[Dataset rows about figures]

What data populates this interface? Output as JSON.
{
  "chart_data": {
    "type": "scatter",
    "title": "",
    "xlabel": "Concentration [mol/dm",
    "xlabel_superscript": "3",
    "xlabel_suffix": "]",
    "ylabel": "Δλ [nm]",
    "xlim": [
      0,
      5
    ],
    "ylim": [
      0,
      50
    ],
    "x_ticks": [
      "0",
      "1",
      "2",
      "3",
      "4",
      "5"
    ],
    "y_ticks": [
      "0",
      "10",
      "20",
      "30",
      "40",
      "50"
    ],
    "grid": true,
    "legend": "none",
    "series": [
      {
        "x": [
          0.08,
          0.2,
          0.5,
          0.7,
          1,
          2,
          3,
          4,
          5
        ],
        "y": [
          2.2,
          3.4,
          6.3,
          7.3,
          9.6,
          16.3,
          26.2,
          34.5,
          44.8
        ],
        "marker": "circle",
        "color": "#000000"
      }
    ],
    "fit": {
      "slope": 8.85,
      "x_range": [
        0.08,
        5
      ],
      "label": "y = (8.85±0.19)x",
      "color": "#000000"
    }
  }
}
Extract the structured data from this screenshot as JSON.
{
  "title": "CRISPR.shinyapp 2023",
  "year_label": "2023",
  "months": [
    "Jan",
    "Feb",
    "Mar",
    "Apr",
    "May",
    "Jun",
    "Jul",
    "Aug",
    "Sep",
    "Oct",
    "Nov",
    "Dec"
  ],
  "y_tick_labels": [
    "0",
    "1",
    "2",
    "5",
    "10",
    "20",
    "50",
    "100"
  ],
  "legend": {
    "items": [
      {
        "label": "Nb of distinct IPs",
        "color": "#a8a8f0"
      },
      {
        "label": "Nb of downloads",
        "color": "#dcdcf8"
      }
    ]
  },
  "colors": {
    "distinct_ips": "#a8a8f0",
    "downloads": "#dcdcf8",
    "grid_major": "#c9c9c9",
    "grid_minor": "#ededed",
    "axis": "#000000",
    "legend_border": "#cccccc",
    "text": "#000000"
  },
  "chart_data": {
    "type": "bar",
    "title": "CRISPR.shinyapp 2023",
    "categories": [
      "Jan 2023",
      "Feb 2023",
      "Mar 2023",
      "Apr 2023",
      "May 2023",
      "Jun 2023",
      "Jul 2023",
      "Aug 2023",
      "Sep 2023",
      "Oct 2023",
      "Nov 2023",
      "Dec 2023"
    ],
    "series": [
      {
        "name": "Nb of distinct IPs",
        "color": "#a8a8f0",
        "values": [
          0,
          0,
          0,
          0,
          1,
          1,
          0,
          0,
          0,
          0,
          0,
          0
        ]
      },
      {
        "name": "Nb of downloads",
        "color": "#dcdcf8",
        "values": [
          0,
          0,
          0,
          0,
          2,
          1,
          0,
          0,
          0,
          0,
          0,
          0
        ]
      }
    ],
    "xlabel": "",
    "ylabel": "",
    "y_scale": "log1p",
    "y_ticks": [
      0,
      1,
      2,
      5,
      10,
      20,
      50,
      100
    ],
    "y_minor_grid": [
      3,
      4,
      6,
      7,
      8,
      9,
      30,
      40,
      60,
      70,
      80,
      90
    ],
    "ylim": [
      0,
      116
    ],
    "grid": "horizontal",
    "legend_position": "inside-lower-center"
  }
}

DIRECTIONS FOR THIS TASK. Extract every line from the records above that contains the word "title".

TASK OUTPUT.
    "title": "",
  "title": "CRISPR.shinyapp 2023",
    "title": "CRISPR.shinyapp 2023",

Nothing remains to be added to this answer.